- Task: The data below needs to be returned exactly, line for line.
○ ○ ○ ○ ○
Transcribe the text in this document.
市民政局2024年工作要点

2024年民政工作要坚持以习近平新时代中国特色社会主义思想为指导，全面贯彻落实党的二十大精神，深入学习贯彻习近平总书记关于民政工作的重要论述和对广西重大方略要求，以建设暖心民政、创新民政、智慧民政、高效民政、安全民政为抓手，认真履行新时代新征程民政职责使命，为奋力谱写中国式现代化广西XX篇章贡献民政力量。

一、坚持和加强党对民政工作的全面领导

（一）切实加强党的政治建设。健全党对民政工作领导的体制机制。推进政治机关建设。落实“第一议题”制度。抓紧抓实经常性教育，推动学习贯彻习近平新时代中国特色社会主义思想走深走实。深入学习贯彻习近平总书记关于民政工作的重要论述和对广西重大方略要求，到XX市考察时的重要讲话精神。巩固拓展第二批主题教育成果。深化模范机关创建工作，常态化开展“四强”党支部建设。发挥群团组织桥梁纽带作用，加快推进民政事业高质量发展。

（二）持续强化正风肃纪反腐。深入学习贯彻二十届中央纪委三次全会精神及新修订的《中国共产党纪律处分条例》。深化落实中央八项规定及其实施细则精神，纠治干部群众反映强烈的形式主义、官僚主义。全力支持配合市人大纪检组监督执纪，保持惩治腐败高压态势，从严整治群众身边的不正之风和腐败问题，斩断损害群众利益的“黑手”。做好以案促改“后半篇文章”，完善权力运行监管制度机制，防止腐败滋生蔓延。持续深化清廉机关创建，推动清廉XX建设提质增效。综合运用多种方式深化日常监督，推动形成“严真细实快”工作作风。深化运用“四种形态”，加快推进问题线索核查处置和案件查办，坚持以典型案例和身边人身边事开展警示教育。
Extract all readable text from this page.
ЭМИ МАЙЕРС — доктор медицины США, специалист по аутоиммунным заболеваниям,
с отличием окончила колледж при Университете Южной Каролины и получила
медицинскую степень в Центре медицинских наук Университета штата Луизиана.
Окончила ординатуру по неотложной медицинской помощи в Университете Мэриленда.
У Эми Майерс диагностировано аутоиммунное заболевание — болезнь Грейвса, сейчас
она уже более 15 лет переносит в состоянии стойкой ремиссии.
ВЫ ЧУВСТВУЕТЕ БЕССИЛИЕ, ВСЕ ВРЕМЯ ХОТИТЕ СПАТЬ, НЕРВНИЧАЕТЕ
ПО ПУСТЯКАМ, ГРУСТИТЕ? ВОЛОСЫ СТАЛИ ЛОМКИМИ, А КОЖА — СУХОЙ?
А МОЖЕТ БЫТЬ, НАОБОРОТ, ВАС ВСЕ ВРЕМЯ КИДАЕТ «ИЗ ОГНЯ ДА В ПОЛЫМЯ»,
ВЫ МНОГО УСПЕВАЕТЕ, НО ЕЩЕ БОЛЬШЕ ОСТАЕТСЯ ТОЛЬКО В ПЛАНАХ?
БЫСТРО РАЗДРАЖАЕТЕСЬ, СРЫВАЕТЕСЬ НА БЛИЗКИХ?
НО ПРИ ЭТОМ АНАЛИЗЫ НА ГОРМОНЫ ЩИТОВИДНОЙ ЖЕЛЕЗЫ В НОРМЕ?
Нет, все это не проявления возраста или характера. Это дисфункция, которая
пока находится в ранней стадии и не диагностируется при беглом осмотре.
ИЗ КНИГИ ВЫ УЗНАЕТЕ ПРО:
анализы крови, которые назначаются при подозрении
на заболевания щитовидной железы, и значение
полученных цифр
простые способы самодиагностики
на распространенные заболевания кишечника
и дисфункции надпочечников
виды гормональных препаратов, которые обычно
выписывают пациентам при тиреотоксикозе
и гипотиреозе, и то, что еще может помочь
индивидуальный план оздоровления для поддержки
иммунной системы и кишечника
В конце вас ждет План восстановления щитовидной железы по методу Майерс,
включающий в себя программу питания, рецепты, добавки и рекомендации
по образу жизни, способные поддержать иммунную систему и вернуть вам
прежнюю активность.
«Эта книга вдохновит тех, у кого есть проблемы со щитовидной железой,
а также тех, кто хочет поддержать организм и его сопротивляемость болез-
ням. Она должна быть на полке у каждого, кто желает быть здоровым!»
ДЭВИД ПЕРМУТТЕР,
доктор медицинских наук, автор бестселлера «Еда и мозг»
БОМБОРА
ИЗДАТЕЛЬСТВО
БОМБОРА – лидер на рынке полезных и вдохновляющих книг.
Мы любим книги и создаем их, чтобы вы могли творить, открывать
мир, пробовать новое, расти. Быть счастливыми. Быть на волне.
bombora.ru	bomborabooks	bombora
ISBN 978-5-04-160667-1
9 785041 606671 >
○ ○ ○ ○ ○
- Answer to this problem:
Transcribe the text in this document.
市民政局2024年工作要点

2024年民政工作要坚持以习近平新时代中国特色社会主义思想为指导，全面贯彻落实党的二十大精神，深入学习贯彻习近平总书记关于民政工作的重要论述和对广西重大方略要求，以建设暖心民政、创新民政、智慧民政、高效民政、安全民政为抓手，认真履行新时代新征程民政职责使命，为奋力谱写中国式现代化广西XX篇章贡献民政力量。

一、坚持和加强党对民政工作的全面领导

（一）切实加强党的政治建设。健全党对民政工作领导的体制机制。推进政治机关建设。落实“第一议题”制度。抓紧抓实经常性教育，推动学习贯彻习近平新时代中国特色社会主义思想走深走实。深入学习贯彻习近平总书记关于民政工作的重要论述和对广西重大方略要求，到XX市考察时的重要讲话精神。巩固拓展第二批主题教育成果。深化模范机关创建工作，常态化开展“四强”党支部建设。发挥群团组织桥梁纽带作用，加快推进民政事业高质量发展。

（二）持续强化正风肃纪反腐。深入学习贯彻二十届中央纪委三次全会精神及新修订的《中国共产党纪律处分条例》。深化落实中央八项规定及其实施细则精神，纠治干部群众反映强烈的形式主义、官僚主义。全力支持配合市人大纪检组监督执纪，保持惩治腐败高压态势，从严整治群众身边的不正之风和腐败问题，斩断损害群众利益的“黑手”。做好以案促改“后半篇文章”，完善权力运行监管制度机制，防止腐败滋生蔓延。持续深化清廉机关创建，推动清廉XX建设提质增效。综合运用多种方式深化日常监督，推动形成“严真细实快”工作作风。深化运用“四种形态”，加快推进问题线索核查处置和案件查办，坚持以典型案例和身边人身边事开展警示教育。
Extract all readable text from this page.
ЭМИ МАЙЕРС — доктор медицины США, специалист по аутоиммунным заболеваниям,
с отличием окончила колледж при Университете Южной Каролины и получила
медицинскую степень в Центре медицинских наук Университета штата Луизиана.
Окончила ординатуру по неотложной медицинской помощи в Университете Мэриленда.
У Эми Майерс диагностировано аутоиммунное заболевание — болезнь Грейвса, сейчас
она уже более 15 лет переносит в состоянии стойкой ремиссии.
ВЫ ЧУВСТВУЕТЕ БЕССИЛИЕ, ВСЕ ВРЕМЯ ХОТИТЕ СПАТЬ, НЕРВНИЧАЕТЕ
ПО ПУСТЯКАМ, ГРУСТИТЕ? ВОЛОСЫ СТАЛИ ЛОМКИМИ, А КОЖА — СУХОЙ?
А МОЖЕТ БЫТЬ, НАОБОРОТ, ВАС ВСЕ ВРЕМЯ КИДАЕТ «ИЗ ОГНЯ ДА В ПОЛЫМЯ»,
ВЫ МНОГО УСПЕВАЕТЕ, НО ЕЩЕ БОЛЬШЕ ОСТАЕТСЯ ТОЛЬКО В ПЛАНАХ?
БЫСТРО РАЗДРАЖАЕТЕСЬ, СРЫВАЕТЕСЬ НА БЛИЗКИХ?
НО ПРИ ЭТОМ АНАЛИЗЫ НА ГОРМОНЫ ЩИТОВИДНОЙ ЖЕЛЕЗЫ В НОРМЕ?
Нет, все это не проявления возраста или характера. Это дисфункция, которая
пока находится в ранней стадии и не диагностируется при беглом осмотре.
ИЗ КНИГИ ВЫ УЗНАЕТЕ ПРО:
анализы крови, которые назначаются при подозрении
на заболевания щитовидной железы, и значение
полученных цифр
простые способы самодиагностики
на распространенные заболевания кишечника
и дисфункции надпочечников
виды гормональных препаратов, которые обычно
выписывают пациентам при тиреотоксикозе
и гипотиреозе, и то, что еще может помочь
индивидуальный план оздоровления для поддержки
иммунной системы и кишечника
В конце вас ждет План восстановления щитовидной железы по методу Майерс,
включающий в себя программу питания, рецепты, добавки и рекомендации
по образу жизни, способные поддержать иммунную систему и вернуть вам
прежнюю активность.
«Эта книга вдохновит тех, у кого есть проблемы со щитовидной железой,
а также тех, кто хочет поддержать организм и его сопротивляемость болез-
ням. Она должна быть на полке у каждого, кто желает быть здоровым!»
ДЭВИД ПЕРМУТТЕР,
доктор медицинских наук, автор бестселлера «Еда и мозг»
БОМБОРА
ИЗДАТЕЛЬСТВО
БОМБОРА – лидер на рынке полезных и вдохновляющих книг.
Мы любим книги и создаем их, чтобы вы могли творить, открывать
мир, пробовать новое, расти. Быть счастливыми. Быть на волне.
bombora.ru	bomborabooks	bombora
ISBN 978-5-04-160667-1
9 785041 606671 >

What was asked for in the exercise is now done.